» **TO DO**
Each line of the material must be returned exactly.

» **EXTRACTED ENTRIES**
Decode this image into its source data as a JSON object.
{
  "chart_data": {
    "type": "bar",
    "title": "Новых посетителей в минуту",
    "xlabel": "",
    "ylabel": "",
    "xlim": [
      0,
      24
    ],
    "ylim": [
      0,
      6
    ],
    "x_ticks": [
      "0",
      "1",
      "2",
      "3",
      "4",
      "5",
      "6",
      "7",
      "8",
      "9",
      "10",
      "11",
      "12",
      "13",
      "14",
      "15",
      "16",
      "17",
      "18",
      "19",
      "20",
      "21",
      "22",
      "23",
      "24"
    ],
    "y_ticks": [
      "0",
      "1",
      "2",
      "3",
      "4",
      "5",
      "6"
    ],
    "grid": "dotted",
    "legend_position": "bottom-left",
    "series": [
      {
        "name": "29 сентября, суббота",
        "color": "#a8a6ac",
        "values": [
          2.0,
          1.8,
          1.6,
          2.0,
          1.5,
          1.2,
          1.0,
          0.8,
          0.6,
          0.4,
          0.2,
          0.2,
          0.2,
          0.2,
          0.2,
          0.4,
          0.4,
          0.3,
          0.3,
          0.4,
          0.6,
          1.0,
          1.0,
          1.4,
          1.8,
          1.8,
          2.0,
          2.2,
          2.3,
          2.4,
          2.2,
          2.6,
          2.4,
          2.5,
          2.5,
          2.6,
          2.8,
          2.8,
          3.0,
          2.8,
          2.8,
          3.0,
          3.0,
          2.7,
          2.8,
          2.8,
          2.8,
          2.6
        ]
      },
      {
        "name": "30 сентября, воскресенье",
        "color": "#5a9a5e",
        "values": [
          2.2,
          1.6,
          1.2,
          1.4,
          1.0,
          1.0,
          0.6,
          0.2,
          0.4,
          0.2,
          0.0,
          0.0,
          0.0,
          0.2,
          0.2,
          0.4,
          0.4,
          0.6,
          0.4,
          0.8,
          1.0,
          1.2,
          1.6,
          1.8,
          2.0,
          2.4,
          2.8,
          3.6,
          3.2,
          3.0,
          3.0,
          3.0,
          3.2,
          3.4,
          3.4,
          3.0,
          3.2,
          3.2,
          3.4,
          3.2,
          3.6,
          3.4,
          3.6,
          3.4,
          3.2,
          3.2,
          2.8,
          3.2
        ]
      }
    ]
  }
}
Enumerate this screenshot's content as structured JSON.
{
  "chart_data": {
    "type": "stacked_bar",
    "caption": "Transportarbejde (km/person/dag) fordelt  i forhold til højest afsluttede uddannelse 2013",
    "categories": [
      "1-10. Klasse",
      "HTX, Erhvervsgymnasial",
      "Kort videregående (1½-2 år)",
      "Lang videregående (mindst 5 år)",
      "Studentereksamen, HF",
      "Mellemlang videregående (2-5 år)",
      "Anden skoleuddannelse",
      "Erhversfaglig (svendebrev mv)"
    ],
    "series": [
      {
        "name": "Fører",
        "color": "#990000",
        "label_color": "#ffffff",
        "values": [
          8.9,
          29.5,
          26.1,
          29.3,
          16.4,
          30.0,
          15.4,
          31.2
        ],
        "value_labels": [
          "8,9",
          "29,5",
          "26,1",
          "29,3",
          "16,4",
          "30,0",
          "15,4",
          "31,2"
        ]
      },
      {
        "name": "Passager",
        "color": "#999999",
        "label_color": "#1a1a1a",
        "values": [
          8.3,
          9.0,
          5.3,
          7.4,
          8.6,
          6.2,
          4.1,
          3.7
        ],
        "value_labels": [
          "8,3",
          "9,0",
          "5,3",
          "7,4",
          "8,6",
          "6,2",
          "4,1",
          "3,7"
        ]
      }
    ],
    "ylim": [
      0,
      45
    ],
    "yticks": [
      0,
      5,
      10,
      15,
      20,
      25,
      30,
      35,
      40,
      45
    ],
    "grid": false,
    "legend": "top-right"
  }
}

» **FINAL RESULT**
Decode this image into its source data as a JSON object.
{
  "chart_data": {
    "type": "bar",
    "title": "Новых посетителей в минуту",
    "xlabel": "",
    "ylabel": "",
    "xlim": [
      0,
      24
    ],
    "ylim": [
      0,
      6
    ],
    "x_ticks": [
      "0",
      "1",
      "2",
      "3",
      "4",
      "5",
      "6",
      "7",
      "8",
      "9",
      "10",
      "11",
      "12",
      "13",
      "14",
      "15",
      "16",
      "17",
      "18",
      "19",
      "20",
      "21",
      "22",
      "23",
      "24"
    ],
    "y_ticks": [
      "0",
      "1",
      "2",
      "3",
      "4",
      "5",
      "6"
    ],
    "grid": "dotted",
    "legend_position": "bottom-left",
    "series": [
      {
        "name": "29 сентября, суббота",
        "color": "#a8a6ac",
        "values": [
          2.0,
          1.8,
          1.6,
          2.0,
          1.5,
          1.2,
          1.0,
          0.8,
          0.6,
          0.4,
          0.2,
          0.2,
          0.2,
          0.2,
          0.2,
          0.4,
          0.4,
          0.3,
          0.3,
          0.4,
          0.6,
          1.0,
          1.0,
          1.4,
          1.8,
          1.8,
          2.0,
          2.2,
          2.3,
          2.4,
          2.2,
          2.6,
          2.4,
          2.5,
          2.5,
          2.6,
          2.8,
          2.8,
          3.0,
          2.8,
          2.8,
          3.0,
          3.0,
          2.7,
          2.8,
          2.8,
          2.8,
          2.6
        ]
      },
      {
        "name": "30 сентября, воскресенье",
        "color": "#5a9a5e",
        "values": [
          2.2,
          1.6,
          1.2,
          1.4,
          1.0,
          1.0,
          0.6,
          0.2,
          0.4,
          0.2,
          0.0,
          0.0,
          0.0,
          0.2,
          0.2,
          0.4,
          0.4,
          0.6,
          0.4,
          0.8,
          1.0,
          1.2,
          1.6,
          1.8,
          2.0,
          2.4,
          2.8,
          3.6,
          3.2,
          3.0,
          3.0,
          3.0,
          3.2,
          3.4,
          3.4,
          3.0,
          3.2,
          3.2,
          3.4,
          3.2,
          3.6,
          3.4,
          3.6,
          3.4,
          3.2,
          3.2,
          2.8,
          3.2
        ]
      }
    ]
  }
}
Enumerate this screenshot's content as structured JSON.
{
  "chart_data": {
    "type": "stacked_bar",
    "caption": "Transportarbejde (km/person/dag) fordelt  i forhold til højest afsluttede uddannelse 2013",
    "categories": [
      "1-10. Klasse",
      "HTX, Erhvervsgymnasial",
      "Kort videregående (1½-2 år)",
      "Lang videregående (mindst 5 år)",
      "Studentereksamen, HF",
      "Mellemlang videregående (2-5 år)",
      "Anden skoleuddannelse",
      "Erhversfaglig (svendebrev mv)"
    ],
    "series": [
      {
        "name": "Fører",
        "color": "#990000",
        "label_color": "#ffffff",
        "values": [
          8.9,
          29.5,
          26.1,
          29.3,
          16.4,
          30.0,
          15.4,
          31.2
        ],
        "value_labels": [
          "8,9",
          "29,5",
          "26,1",
          "29,3",
          "16,4",
          "30,0",
          "15,4",
          "31,2"
        ]
      },
      {
        "name": "Passager",
        "color": "#999999",
        "label_color": "#1a1a1a",
        "values": [
          8.3,
          9.0,
          5.3,
          7.4,
          8.6,
          6.2,
          4.1,
          3.7
        ],
        "value_labels": [
          "8,3",
          "9,0",
          "5,3",
          "7,4",
          "8,6",
          "6,2",
          "4,1",
          "3,7"
        ]
      }
    ],
    "ylim": [
      0,
      45
    ],
    "yticks": [
      0,
      5,
      10,
      15,
      20,
      25,
      30,
      35,
      40,
      45
    ],
    "grid": false,
    "legend": "top-right"
  }
}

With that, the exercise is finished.